WHAT THE TASK REQUIRES: Please copy out the passage below on the Navy "E" Ribbon word for word, from start to finish, leaving out the entries that follow it.

The Navy "E" Ribbon or Battle Efficiency Ribbon (informally the Battle "E" ribbon) was authorized on March 31, 1976, by Secretary of the Navy J. William Middendorf as a unit award for battle efficiency competition. The service ribbon replaced the "E" patch previously sewn on the right sleeve of the enlisted naval uniform   for rates/pay grades E-1 through E-6.

History 
The Navy "E" Ribbon was designed by AZ3 Cynthia L. Crider in 1973. Her design and recommendation were approved by the Secretary of the Navy after three years, and the ribbon was subsequently created by the Department of the Army, which has the final approval for the design and colors of all ribbons and medals in the U.S. military. Serving with Carrier Airborne Early Warning Squadron 88 (VAW-88), a Naval Air Reserve E-2 Hawkeye squadron at NAS North Island, CA, Petty Officer Crider designed the ribbon after her squadron won the "E" award for the second time in a row, but with the new uniform change could not wear anything on their uniforms to show they had been awarded the Navy "E" two consecutive times.

EXCERPTED DATA:
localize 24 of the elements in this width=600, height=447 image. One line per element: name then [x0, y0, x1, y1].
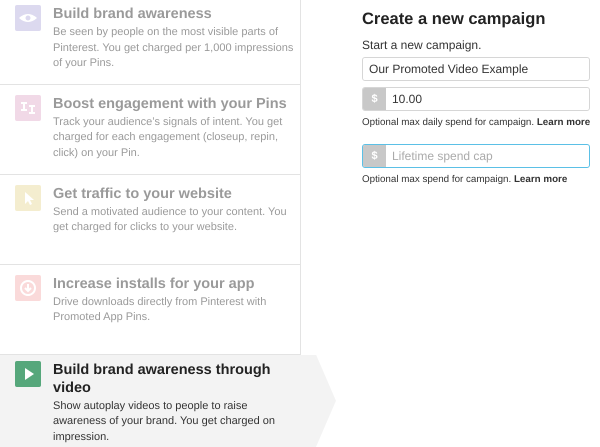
learn-more-link[interactable]: Learn more	[514, 174, 568, 185]
form-title: Create a new campaign	[362, 10, 546, 29]
objective-title: Boost engagement with your Pins	[53, 94, 288, 113]
objective-description: Track your audience’s signals of intent. You get charged for each engagement (closeup, repin, click) on your Pin.	[53, 114, 284, 161]
objective-description: Drive downloads directly from Pinterest with Promoted App Pins.	[53, 294, 268, 326]
objective-description: Be seen by people on the most visible parts of Pinterest. You get charged per 1,000 impressions of your Pins.	[53, 25, 294, 71]
dollar-prefix: $	[363, 145, 386, 167]
objective-option[interactable]: Build brand awareness through video Show autoplay videos to people to raise awareness of your brand. You get charged on impression.	[0, 354, 336, 447]
objective-title: Increase installs for your app	[53, 274, 256, 293]
amount-input[interactable]: 10.00	[386, 91, 590, 107]
objective-description: Show autoplay videos to people to raise awareness of your brand. You get charged on impression.	[53, 398, 276, 444]
amount-input[interactable]: Lifetime spend cap	[386, 148, 590, 164]
name-input[interactable]: Our Promoted Video Example	[369, 61, 590, 77]
campaign-name-field[interactable]: Our Promoted Video Example	[362, 57, 590, 81]
learn-more-link[interactable]: Learn more	[536, 117, 590, 128]
objective-title: Build brand awareness	[53, 5, 213, 23]
help-text: Optional max daily spend for campaign. Learn more	[362, 117, 590, 128]
objective-title: Get traffic to your website	[53, 184, 233, 203]
help-text: Optional max spend for campaign. Learn more	[362, 174, 568, 185]
objective-title: Build brand awareness through video	[53, 360, 272, 396]
objective-description: Send a motivated audience to your content. You get charged for clicks to your website.	[53, 204, 288, 236]
budget-field[interactable]: $ 10.00	[362, 87, 590, 111]
form-subtitle: Start a new campaign.	[362, 38, 482, 52]
dollar-prefix: $	[363, 88, 386, 110]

WRITTEN RESPONSE:
The Navy "E" Ribbon or Battle Efficiency Ribbon (informally the Battle "E" ribbon) was authorized on March 31, 1976, by Secretary of the Navy J. William Middendorf as a unit award for battle efficiency competition. The service ribbon replaced the "E" patch previously sewn on the right sleeve of the enlisted naval uniform   for rates/pay grades E-1 through E-6.

History 
The Navy "E" Ribbon was designed by AZ3 Cynthia L. Crider in 1973. Her design and recommendation were approved by the Secretary of the Navy after three years, and the ribbon was subsequently created by the Department of the Army, which has the final approval for the design and colors of all ribbons and medals in the U.S. military. Serving with Carrier Airborne Early Warning Squadron 88 (VAW-88), a Naval Air Reserve E-2 Hawkeye squadron at NAS North Island, CA, Petty Officer Crider designed the ribbon after her squadron won the "E" award for the second time in a row, but with the new uniform change could not wear anything on their uniforms to show they had been awarded the Navy "E" two consecutive times.